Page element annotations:
** start **
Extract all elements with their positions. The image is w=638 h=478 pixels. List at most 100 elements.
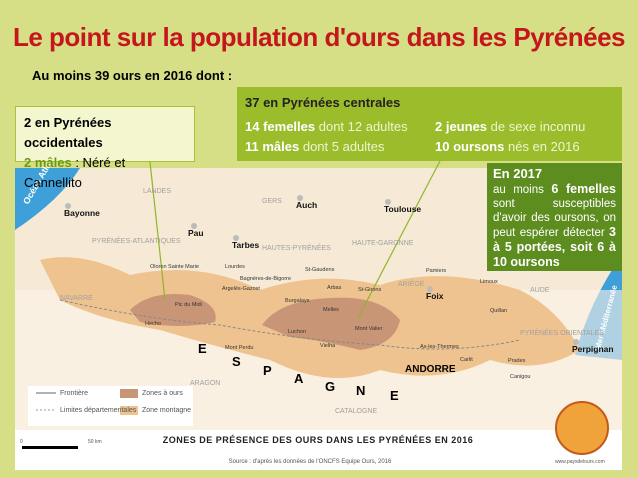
central-strong: 11 mâles — [245, 139, 300, 154]
forecast-text: sont susceptibles d'avoir des oursons, o… — [493, 198, 616, 239]
central-item: 10 oursons nés en 2016 — [435, 137, 615, 157]
region-label: ARIÈGE — [398, 279, 425, 288]
source: Source : d'après les données de l'ONCFS … — [229, 459, 392, 465]
spain-letter: E — [390, 388, 399, 403]
region-label: ARAGON — [190, 380, 220, 387]
connector — [149, 161, 166, 301]
border — [59, 299, 521, 350]
legend-symbol — [120, 389, 138, 398]
region-label: CATALOGNE — [335, 408, 377, 415]
city-label: Perpignan — [572, 344, 614, 354]
town-label: Bagnères-de-Bigorre — [240, 276, 291, 282]
town-label: St-Girons — [358, 287, 381, 293]
legend-label: Limites départementales — [60, 407, 137, 414]
central-strong: 10 oursons — [435, 139, 505, 154]
footer — [15, 430, 622, 470]
peak-label: Canigou — [510, 374, 531, 380]
town-label: Quillan — [490, 308, 507, 314]
peak-label: Carlit — [460, 357, 473, 363]
forecast-text: au moins — [493, 184, 552, 196]
region-label: HAUTE-GARONNE — [352, 240, 414, 247]
town-label: Pamiers — [426, 268, 446, 274]
west-heading: 2 en Pyrénées occidentales — [24, 115, 112, 150]
town-label: Limoux — [480, 279, 498, 285]
spain-letter: P — [263, 363, 272, 378]
west-box: 2 en Pyrénées occidentales 2 mâles : Nér… — [15, 106, 195, 190]
city-dot — [573, 339, 579, 345]
central-text: nés en 2016 — [507, 139, 580, 154]
region-label: PYRÉNÉES-ATLANTIQUES — [92, 236, 181, 245]
town-label: Prades — [508, 358, 526, 364]
legend-label: Zones à ours — [142, 390, 183, 397]
forecast-heading: En 2017 — [493, 166, 543, 181]
peak-label: Mont Perdu — [225, 345, 253, 351]
west-strong: 2 mâles — [24, 155, 72, 170]
town-label: Lourdes — [225, 264, 245, 270]
central-text: dont 12 adultes — [318, 119, 408, 134]
scale-label: 50 km — [88, 439, 102, 445]
central-text: dont 5 adultes — [302, 139, 385, 154]
map-title: ZONES DE PRÉSENCE DES OURS DANS LES PYRÉ… — [163, 435, 474, 445]
city-label: Tarbes — [232, 240, 260, 250]
central-item: 2 jeunes de sexe inconnu — [435, 117, 615, 137]
city-dot — [191, 223, 197, 229]
central-heading: 37 en Pyrénées centrales — [245, 95, 401, 110]
legend-label: Zone montagne — [142, 407, 191, 414]
town-label: Melles — [323, 307, 339, 313]
region-label: GERS — [262, 198, 282, 205]
region-label: LANDES — [143, 188, 171, 195]
town-label: Arbas — [327, 285, 342, 291]
city-label: Bayonne — [64, 208, 100, 218]
title: Le point sur la population d'ours dans l… — [12, 22, 626, 52]
city-dot — [427, 286, 433, 292]
town-label: Ax-les-Thermes — [420, 344, 459, 350]
city-label: Auch — [296, 200, 317, 210]
central-strong: 2 jeunes — [435, 119, 488, 134]
atlantic — [15, 168, 80, 230]
bear-zone-central — [262, 297, 400, 350]
city-dot — [233, 235, 239, 241]
scale-label: 0 — [20, 439, 23, 445]
town-label: Hecho — [145, 321, 161, 327]
peak-label: Pic du Midi — [175, 302, 202, 308]
bear-zone-west — [130, 294, 216, 326]
subtitle: Au moins 39 ours en 2016 dont : — [32, 68, 233, 83]
region-label: AUDE — [530, 287, 550, 294]
town-label: Oloron Sainte Marie — [150, 264, 199, 270]
connector — [357, 160, 441, 319]
forecast-box: En 2017 au moins 6 femelles sont suscepti… — [487, 163, 622, 271]
central-text: de sexe inconnu — [490, 119, 586, 134]
city-dot — [65, 203, 71, 209]
andorra: ANDORRE — [405, 364, 456, 375]
town-label: Burgalays — [285, 298, 310, 304]
logo — [555, 401, 609, 455]
scale-bar — [22, 446, 78, 449]
region-label: PYRÉNÉES ORIENTALES — [520, 328, 604, 337]
central-item: 11 mâles dont 5 adultes — [245, 137, 431, 157]
peak-label: Mont Valier — [355, 326, 383, 332]
spain-letter: N — [356, 383, 365, 398]
city-label: Foix — [426, 291, 444, 301]
city-dot — [297, 195, 303, 201]
region-label: NAVARRE — [60, 295, 93, 302]
central-box: 37 en Pyrénées centrales 14 femelles don… — [237, 87, 622, 161]
spain-letter: G — [325, 379, 335, 394]
central-strong: 14 femelles — [245, 119, 316, 134]
city-label: Pau — [188, 228, 204, 238]
forecast-text: 6 femelles — [551, 182, 616, 196]
website: www.paysdelours.com — [555, 459, 605, 465]
central-item: 14 femelles dont 12 adultes — [245, 117, 431, 137]
spain-letter: E — [198, 341, 207, 356]
city-dot — [385, 199, 391, 205]
town-label: Luchon — [288, 329, 306, 335]
west-text: : Néré et Cannellito — [24, 155, 126, 190]
town-label: Vielha — [320, 343, 336, 349]
forecast-text: 3 à 5 portées, soit 6 à 10 oursons — [493, 225, 616, 269]
town-label: Argelès-Gazost — [222, 286, 260, 292]
spain-letter: A — [294, 371, 304, 386]
legend-label: Frontière — [60, 390, 88, 397]
city-label: Toulouse — [384, 204, 421, 214]
town-label: St-Gaudens — [305, 267, 335, 273]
** end **
- **Goal of the exercise**:
Recast the data as a JSON list of strings, one string per line and no blank lines. Begin at the line that contains "central-strong: 11 mâles" and stop after the line that contains "region-label: ARIÈGE — [398, 279, 425, 288]".

- **Exercise output**:
[
  "central-strong: 11 mâles — [245, 139, 300, 154]",
  "forecast-text: sont susceptibles d'avoir des oursons, o… — [493, 198, 616, 239]",
  "central-item: 10 oursons nés en 2016 — [435, 137, 615, 157]",
  "region-label: ARIÈGE — [398, 279, 425, 288]"
]